◆ Activity:
How many of the lines below contain "Heterogeneity"? Answer with that number alone.

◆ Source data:
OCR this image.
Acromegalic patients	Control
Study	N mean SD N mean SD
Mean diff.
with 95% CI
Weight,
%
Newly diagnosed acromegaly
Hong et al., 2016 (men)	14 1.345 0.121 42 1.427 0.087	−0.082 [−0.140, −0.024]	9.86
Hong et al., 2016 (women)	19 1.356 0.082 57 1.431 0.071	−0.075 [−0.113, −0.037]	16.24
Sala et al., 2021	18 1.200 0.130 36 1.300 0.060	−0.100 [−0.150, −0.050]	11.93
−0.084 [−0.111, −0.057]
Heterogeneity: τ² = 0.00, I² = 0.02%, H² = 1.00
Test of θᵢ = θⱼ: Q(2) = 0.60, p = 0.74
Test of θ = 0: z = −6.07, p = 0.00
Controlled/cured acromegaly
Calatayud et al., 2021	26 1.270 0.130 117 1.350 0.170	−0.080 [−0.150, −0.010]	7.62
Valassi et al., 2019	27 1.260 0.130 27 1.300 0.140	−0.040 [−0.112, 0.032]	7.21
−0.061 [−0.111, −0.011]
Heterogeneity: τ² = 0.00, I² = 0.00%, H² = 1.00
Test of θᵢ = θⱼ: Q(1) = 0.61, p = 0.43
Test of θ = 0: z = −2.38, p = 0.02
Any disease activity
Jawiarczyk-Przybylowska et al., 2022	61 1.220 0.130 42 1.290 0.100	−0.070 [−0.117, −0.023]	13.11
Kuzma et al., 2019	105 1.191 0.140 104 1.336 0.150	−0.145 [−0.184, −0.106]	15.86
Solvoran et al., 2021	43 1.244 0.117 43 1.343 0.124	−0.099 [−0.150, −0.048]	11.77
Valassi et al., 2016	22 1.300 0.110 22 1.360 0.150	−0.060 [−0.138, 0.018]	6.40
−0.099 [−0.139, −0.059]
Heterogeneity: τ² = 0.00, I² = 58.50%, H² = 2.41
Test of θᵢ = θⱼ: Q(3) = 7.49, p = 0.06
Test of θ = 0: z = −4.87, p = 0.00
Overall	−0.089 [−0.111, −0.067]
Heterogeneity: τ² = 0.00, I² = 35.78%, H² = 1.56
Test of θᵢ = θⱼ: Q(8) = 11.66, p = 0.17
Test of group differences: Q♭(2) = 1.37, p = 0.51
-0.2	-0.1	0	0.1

◆ Exercise response:
4